> **GIVEN REQUEST**
Return each line of the records with nothing changed, pictures excepted.

> **EXTRACTED DATA**
-- START --

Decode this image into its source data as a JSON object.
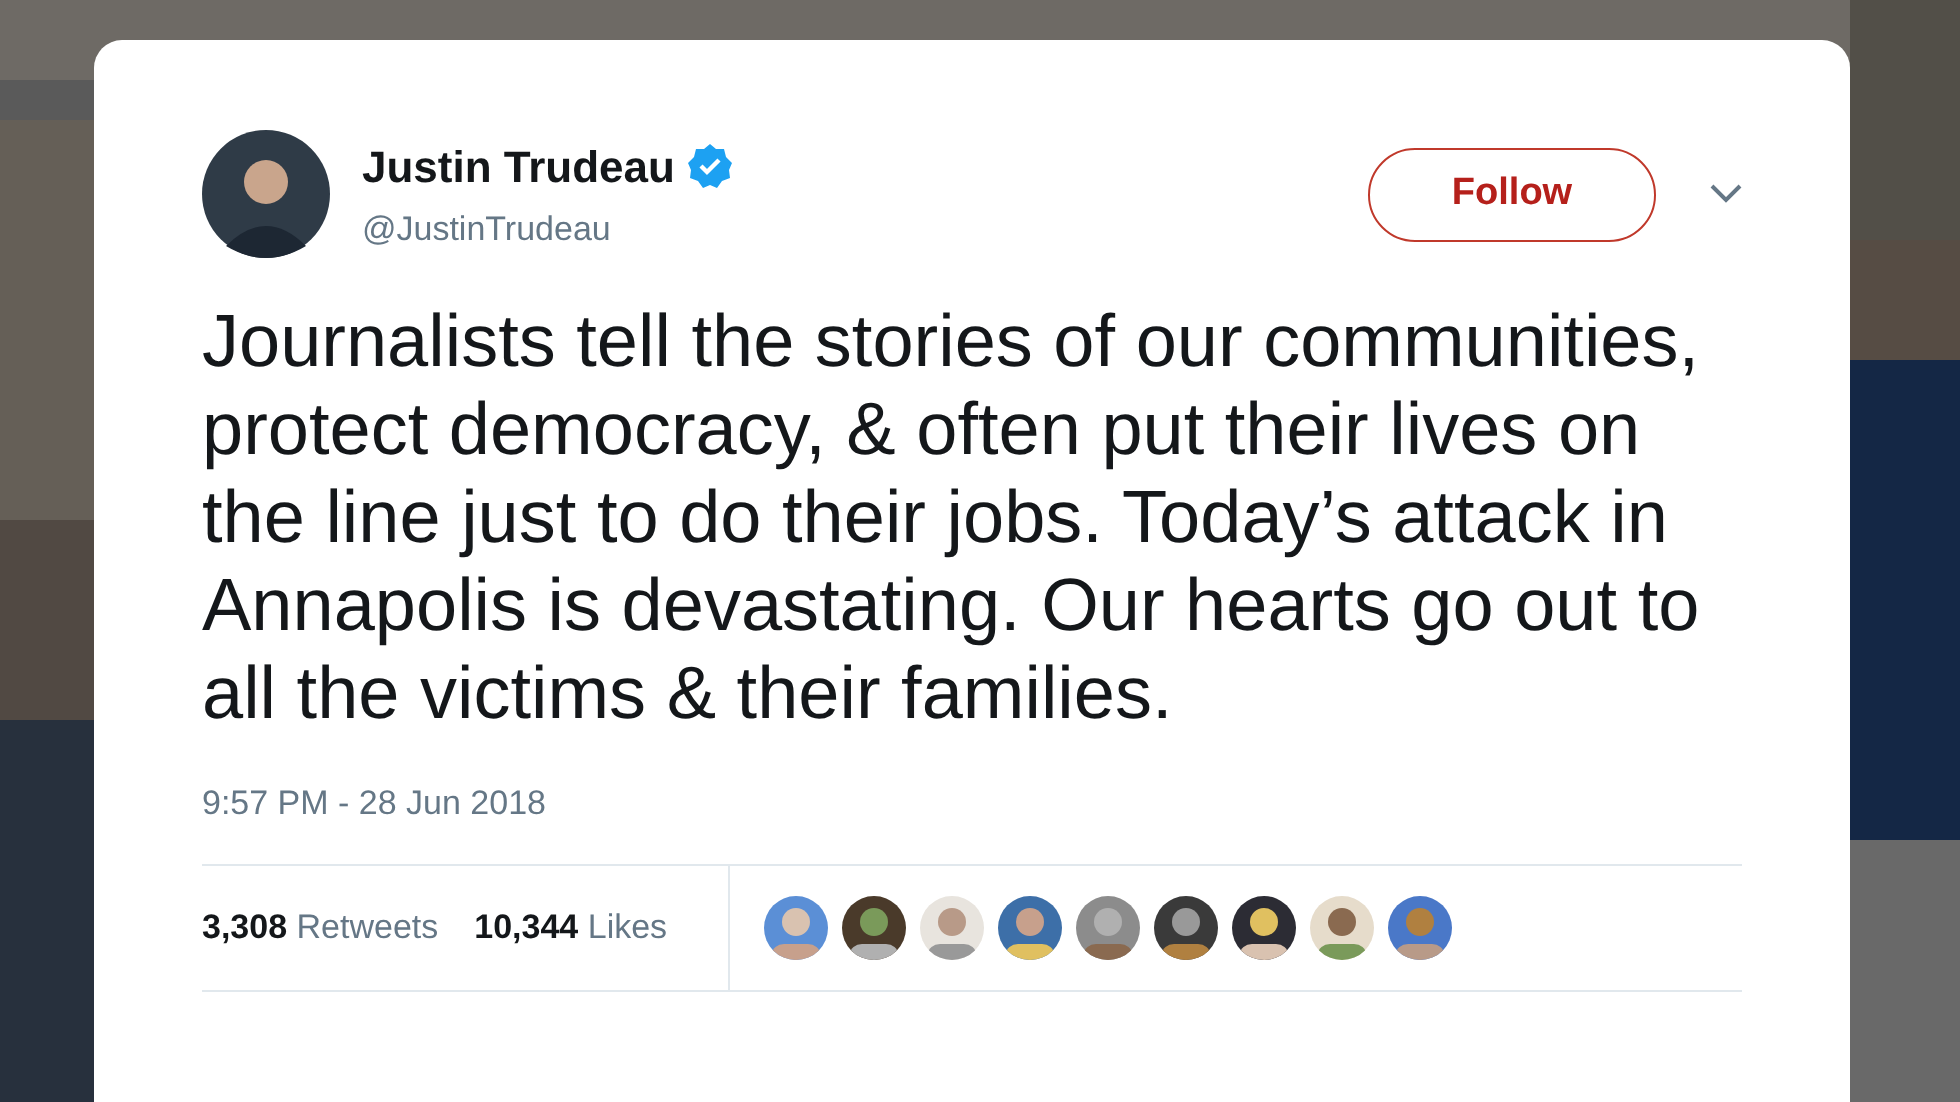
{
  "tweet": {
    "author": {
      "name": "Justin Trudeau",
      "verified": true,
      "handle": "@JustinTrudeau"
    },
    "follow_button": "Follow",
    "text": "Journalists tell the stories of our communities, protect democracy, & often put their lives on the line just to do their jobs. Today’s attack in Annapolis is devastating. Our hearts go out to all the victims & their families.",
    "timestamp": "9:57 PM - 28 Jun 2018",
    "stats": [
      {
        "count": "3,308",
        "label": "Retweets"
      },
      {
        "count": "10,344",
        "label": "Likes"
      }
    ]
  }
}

-- END --

> **ANSWER IN FULL**
Decode this image into its source data as a JSON object.
{
  "tweet": {
    "author": {
      "name": "Justin Trudeau",
      "verified": true,
      "handle": "@JustinTrudeau"
    },
    "follow_button": "Follow",
    "text": "Journalists tell the stories of our communities, protect democracy, & often put their lives on the line just to do their jobs. Today’s attack in Annapolis is devastating. Our hearts go out to all the victims & their families.",
    "timestamp": "9:57 PM - 28 Jun 2018",
    "stats": [
      {
        "count": "3,308",
        "label": "Retweets"
      },
      {
        "count": "10,344",
        "label": "Likes"
      }
    ]
  }
}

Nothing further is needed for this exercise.